LISTING start

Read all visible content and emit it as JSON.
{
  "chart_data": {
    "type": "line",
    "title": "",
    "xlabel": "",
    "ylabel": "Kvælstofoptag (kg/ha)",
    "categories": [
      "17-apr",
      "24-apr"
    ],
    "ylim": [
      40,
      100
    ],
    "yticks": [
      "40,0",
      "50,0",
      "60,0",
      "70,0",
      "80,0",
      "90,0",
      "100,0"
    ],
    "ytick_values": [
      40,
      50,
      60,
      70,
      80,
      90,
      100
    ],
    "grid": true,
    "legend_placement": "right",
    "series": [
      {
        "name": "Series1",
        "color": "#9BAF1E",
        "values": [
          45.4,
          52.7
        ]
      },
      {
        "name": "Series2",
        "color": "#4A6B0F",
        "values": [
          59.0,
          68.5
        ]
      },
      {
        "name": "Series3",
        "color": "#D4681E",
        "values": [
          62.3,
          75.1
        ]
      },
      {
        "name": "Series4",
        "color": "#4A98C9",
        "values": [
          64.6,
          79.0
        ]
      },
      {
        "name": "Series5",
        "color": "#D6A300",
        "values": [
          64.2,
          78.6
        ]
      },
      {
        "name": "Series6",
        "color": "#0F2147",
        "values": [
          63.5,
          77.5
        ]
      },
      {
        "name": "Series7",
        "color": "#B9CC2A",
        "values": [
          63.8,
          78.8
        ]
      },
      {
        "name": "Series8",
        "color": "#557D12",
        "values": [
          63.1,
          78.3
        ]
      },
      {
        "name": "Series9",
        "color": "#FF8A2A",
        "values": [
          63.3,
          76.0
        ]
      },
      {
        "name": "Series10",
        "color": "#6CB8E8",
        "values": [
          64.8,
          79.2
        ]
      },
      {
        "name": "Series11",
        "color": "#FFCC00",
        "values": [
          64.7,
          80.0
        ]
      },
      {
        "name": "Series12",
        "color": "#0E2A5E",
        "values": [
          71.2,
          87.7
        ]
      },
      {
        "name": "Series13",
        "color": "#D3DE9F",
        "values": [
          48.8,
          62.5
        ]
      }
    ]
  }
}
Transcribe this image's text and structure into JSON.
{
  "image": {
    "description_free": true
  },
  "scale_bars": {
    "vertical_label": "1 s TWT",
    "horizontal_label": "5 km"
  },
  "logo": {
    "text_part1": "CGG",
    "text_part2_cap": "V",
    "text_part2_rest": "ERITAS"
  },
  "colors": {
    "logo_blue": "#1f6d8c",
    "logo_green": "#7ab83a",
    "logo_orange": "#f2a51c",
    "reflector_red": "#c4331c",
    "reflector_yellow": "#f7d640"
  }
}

LISTING end

Everything from the line containing "Transcribe this image's" through the final line of the listing, inclusive, must be reproduced exactly; leave out the rest.

# RESULT FOR THIS EXERCISE
Transcribe this image's text and structure into JSON.
{
  "image": {
    "description_free": true
  },
  "scale_bars": {
    "vertical_label": "1 s TWT",
    "horizontal_label": "5 km"
  },
  "logo": {
    "text_part1": "CGG",
    "text_part2_cap": "V",
    "text_part2_rest": "ERITAS"
  },
  "colors": {
    "logo_blue": "#1f6d8c",
    "logo_green": "#7ab83a",
    "logo_orange": "#f2a51c",
    "reflector_red": "#c4331c",
    "reflector_yellow": "#f7d640"
  }
}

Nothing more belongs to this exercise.